[Chart and figure data]

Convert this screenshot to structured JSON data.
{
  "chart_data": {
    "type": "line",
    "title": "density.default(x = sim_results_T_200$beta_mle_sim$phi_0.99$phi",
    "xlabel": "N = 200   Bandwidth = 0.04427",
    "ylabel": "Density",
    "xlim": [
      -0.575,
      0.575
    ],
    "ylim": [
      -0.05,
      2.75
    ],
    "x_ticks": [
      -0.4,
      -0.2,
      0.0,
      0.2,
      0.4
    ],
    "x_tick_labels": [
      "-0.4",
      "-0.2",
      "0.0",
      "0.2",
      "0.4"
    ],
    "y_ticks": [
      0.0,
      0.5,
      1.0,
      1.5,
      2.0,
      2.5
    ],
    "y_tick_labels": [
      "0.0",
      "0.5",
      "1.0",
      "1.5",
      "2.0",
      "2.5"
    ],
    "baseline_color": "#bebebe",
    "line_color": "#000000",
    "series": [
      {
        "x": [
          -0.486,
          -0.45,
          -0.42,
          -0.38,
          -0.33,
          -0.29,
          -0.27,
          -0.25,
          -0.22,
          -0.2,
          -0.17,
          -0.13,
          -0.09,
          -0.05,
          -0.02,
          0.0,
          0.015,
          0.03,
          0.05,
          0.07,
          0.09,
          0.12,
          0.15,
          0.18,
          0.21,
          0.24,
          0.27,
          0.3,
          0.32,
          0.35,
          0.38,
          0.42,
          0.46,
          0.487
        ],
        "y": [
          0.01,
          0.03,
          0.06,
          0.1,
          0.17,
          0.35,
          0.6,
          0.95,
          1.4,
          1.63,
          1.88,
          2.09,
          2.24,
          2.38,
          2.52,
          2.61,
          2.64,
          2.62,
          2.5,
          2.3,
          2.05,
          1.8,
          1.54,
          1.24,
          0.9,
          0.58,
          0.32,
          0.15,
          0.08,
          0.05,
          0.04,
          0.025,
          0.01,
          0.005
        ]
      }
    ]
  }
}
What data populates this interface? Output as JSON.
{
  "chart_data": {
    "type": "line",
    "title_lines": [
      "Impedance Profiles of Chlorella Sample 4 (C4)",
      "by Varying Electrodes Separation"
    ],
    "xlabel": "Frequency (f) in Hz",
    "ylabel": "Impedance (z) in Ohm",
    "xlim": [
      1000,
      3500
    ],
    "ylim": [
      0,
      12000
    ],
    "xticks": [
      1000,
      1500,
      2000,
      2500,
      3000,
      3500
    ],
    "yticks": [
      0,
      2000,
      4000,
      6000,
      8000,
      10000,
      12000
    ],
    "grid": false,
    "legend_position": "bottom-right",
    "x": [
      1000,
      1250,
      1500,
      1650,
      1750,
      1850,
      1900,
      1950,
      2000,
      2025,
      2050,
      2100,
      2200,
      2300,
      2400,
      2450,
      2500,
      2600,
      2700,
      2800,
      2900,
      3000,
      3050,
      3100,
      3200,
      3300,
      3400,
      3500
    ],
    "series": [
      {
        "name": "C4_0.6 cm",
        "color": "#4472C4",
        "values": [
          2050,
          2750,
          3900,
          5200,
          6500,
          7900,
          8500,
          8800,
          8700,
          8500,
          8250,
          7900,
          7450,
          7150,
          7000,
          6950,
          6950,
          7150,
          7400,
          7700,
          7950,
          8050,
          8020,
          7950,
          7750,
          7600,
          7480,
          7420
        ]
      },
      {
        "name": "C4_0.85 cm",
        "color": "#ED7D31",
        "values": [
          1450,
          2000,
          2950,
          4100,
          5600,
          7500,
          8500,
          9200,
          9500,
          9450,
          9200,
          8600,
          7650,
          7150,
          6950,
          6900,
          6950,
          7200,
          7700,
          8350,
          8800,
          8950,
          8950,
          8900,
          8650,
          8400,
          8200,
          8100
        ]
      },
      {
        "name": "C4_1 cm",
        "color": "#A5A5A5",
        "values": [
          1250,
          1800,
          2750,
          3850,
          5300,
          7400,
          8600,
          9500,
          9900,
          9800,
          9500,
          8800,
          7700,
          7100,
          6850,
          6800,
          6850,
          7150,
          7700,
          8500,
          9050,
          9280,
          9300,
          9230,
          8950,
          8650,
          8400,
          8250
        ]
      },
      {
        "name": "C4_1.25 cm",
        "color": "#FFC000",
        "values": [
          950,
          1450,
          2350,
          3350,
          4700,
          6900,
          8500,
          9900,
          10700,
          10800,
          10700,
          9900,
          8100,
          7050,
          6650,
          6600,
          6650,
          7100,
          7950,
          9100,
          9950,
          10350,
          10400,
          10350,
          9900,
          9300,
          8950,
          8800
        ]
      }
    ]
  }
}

PROBLEM STATEMENT: Restate every line of the data word for word.

ANSWER TO THIS EXERCISE:
Convert this screenshot to structured JSON data.
{
  "chart_data": {
    "type": "line",
    "title": "density.default(x = sim_results_T_200$beta_mle_sim$phi_0.99$phi",
    "xlabel": "N = 200   Bandwidth = 0.04427",
    "ylabel": "Density",
    "xlim": [
      -0.575,
      0.575
    ],
    "ylim": [
      -0.05,
      2.75
    ],
    "x_ticks": [
      -0.4,
      -0.2,
      0.0,
      0.2,
      0.4
    ],
    "x_tick_labels": [
      "-0.4",
      "-0.2",
      "0.0",
      "0.2",
      "0.4"
    ],
    "y_ticks": [
      0.0,
      0.5,
      1.0,
      1.5,
      2.0,
      2.5
    ],
    "y_tick_labels": [
      "0.0",
      "0.5",
      "1.0",
      "1.5",
      "2.0",
      "2.5"
    ],
    "baseline_color": "#bebebe",
    "line_color": "#000000",
    "series": [
      {
        "x": [
          -0.486,
          -0.45,
          -0.42,
          -0.38,
          -0.33,
          -0.29,
          -0.27,
          -0.25,
          -0.22,
          -0.2,
          -0.17,
          -0.13,
          -0.09,
          -0.05,
          -0.02,
          0.0,
          0.015,
          0.03,
          0.05,
          0.07,
          0.09,
          0.12,
          0.15,
          0.18,
          0.21,
          0.24,
          0.27,
          0.3,
          0.32,
          0.35,
          0.38,
          0.42,
          0.46,
          0.487
        ],
        "y": [
          0.01,
          0.03,
          0.06,
          0.1,
          0.17,
          0.35,
          0.6,
          0.95,
          1.4,
          1.63,
          1.88,
          2.09,
          2.24,
          2.38,
          2.52,
          2.61,
          2.64,
          2.62,
          2.5,
          2.3,
          2.05,
          1.8,
          1.54,
          1.24,
          0.9,
          0.58,
          0.32,
          0.15,
          0.08,
          0.05,
          0.04,
          0.025,
          0.01,
          0.005
        ]
      }
    ]
  }
}
What data populates this interface? Output as JSON.
{
  "chart_data": {
    "type": "line",
    "title_lines": [
      "Impedance Profiles of Chlorella Sample 4 (C4)",
      "by Varying Electrodes Separation"
    ],
    "xlabel": "Frequency (f) in Hz",
    "ylabel": "Impedance (z) in Ohm",
    "xlim": [
      1000,
      3500
    ],
    "ylim": [
      0,
      12000
    ],
    "xticks": [
      1000,
      1500,
      2000,
      2500,
      3000,
      3500
    ],
    "yticks": [
      0,
      2000,
      4000,
      6000,
      8000,
      10000,
      12000
    ],
    "grid": false,
    "legend_position": "bottom-right",
    "x": [
      1000,
      1250,
      1500,
      1650,
      1750,
      1850,
      1900,
      1950,
      2000,
      2025,
      2050,
      2100,
      2200,
      2300,
      2400,
      2450,
      2500,
      2600,
      2700,
      2800,
      2900,
      3000,
      3050,
      3100,
      3200,
      3300,
      3400,
      3500
    ],
    "series": [
      {
        "name": "C4_0.6 cm",
        "color": "#4472C4",
        "values": [
          2050,
          2750,
          3900,
          5200,
          6500,
          7900,
          8500,
          8800,
          8700,
          8500,
          8250,
          7900,
          7450,
          7150,
          7000,
          6950,
          6950,
          7150,
          7400,
          7700,
          7950,
          8050,
          8020,
          7950,
          7750,
          7600,
          7480,
          7420
        ]
      },
      {
        "name": "C4_0.85 cm",
        "color": "#ED7D31",
        "values": [
          1450,
          2000,
          2950,
          4100,
          5600,
          7500,
          8500,
          9200,
          9500,
          9450,
          9200,
          8600,
          7650,
          7150,
          6950,
          6900,
          6950,
          7200,
          7700,
          8350,
          8800,
          8950,
          8950,
          8900,
          8650,
          8400,
          8200,
          8100
        ]
      },
      {
        "name": "C4_1 cm",
        "color": "#A5A5A5",
        "values": [
          1250,
          1800,
          2750,
          3850,
          5300,
          7400,
          8600,
          9500,
          9900,
          9800,
          9500,
          8800,
          7700,
          7100,
          6850,
          6800,
          6850,
          7150,
          7700,
          8500,
          9050,
          9280,
          9300,
          9230,
          8950,
          8650,
          8400,
          8250
        ]
      },
      {
        "name": "C4_1.25 cm",
        "color": "#FFC000",
        "values": [
          950,
          1450,
          2350,
          3350,
          4700,
          6900,
          8500,
          9900,
          10700,
          10800,
          10700,
          9900,
          8100,
          7050,
          6650,
          6600,
          6650,
          7100,
          7950,
          9100,
          9950,
          10350,
          10400,
          10350,
          9900,
          9300,
          8950,
          8800
        ]
      }
    ]
  }
}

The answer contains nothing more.